Task to carry out: Report only the number of lines in the records that contain the word "text".

Records for the exercise:
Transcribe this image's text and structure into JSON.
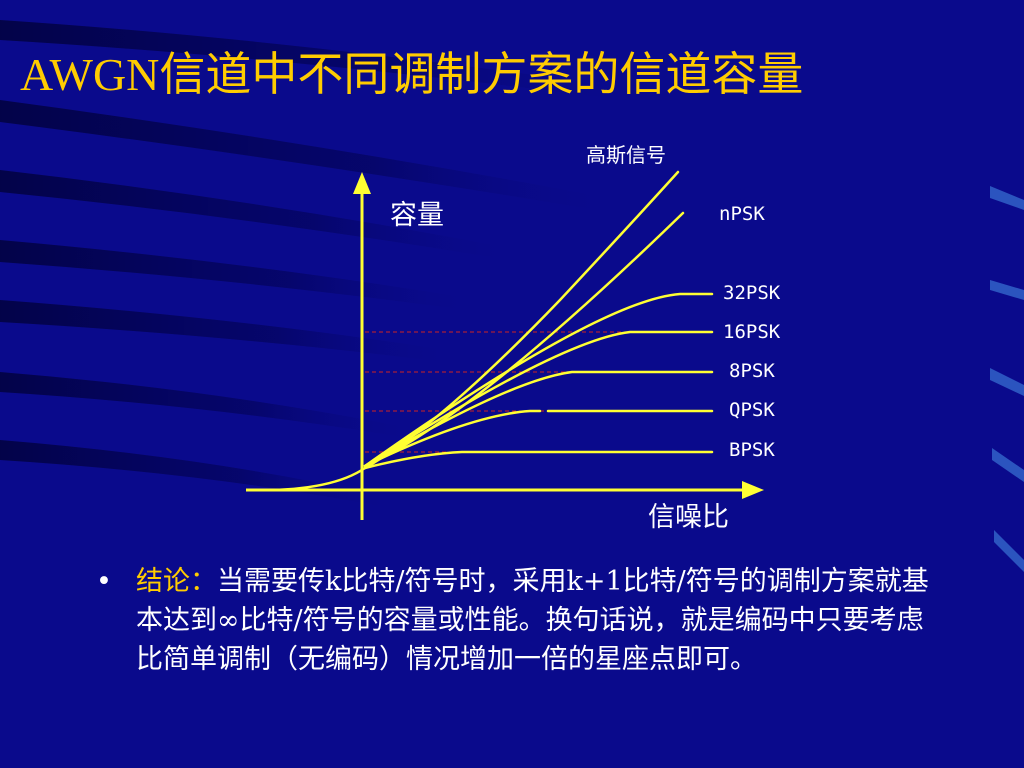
{
  "title": "AWGN信道中不同调制方案的信道容量",
  "diagram": {
    "y_axis_label": "容量",
    "x_axis_label": "信噪比",
    "curves": [
      {
        "id": "gaussian",
        "label": "高斯信号"
      },
      {
        "id": "npsk",
        "label": "nPSK"
      },
      {
        "id": "32psk",
        "label": "32PSK"
      },
      {
        "id": "16psk",
        "label": "16PSK"
      },
      {
        "id": "8psk",
        "label": "8PSK"
      },
      {
        "id": "qpsk",
        "label": "QPSK"
      },
      {
        "id": "bpsk",
        "label": "BPSK"
      }
    ]
  },
  "conclusion": {
    "bullet": "•",
    "label": "结论：",
    "text": "当需要传k比特/符号时，采用k+1比特/符号的调制方案就基本达到∞比特/符号的容量或性能。换句话说，就是编码中只要考虑比简单调制（无编码）情况增加一倍的星座点即可。"
  },
  "colors": {
    "background": "#0a0a8c",
    "title": "#ffcc00",
    "curve": "#ffff33",
    "dashed_guide": "#cc2222",
    "text": "#ffffff"
  }
}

Answer to the problem: 3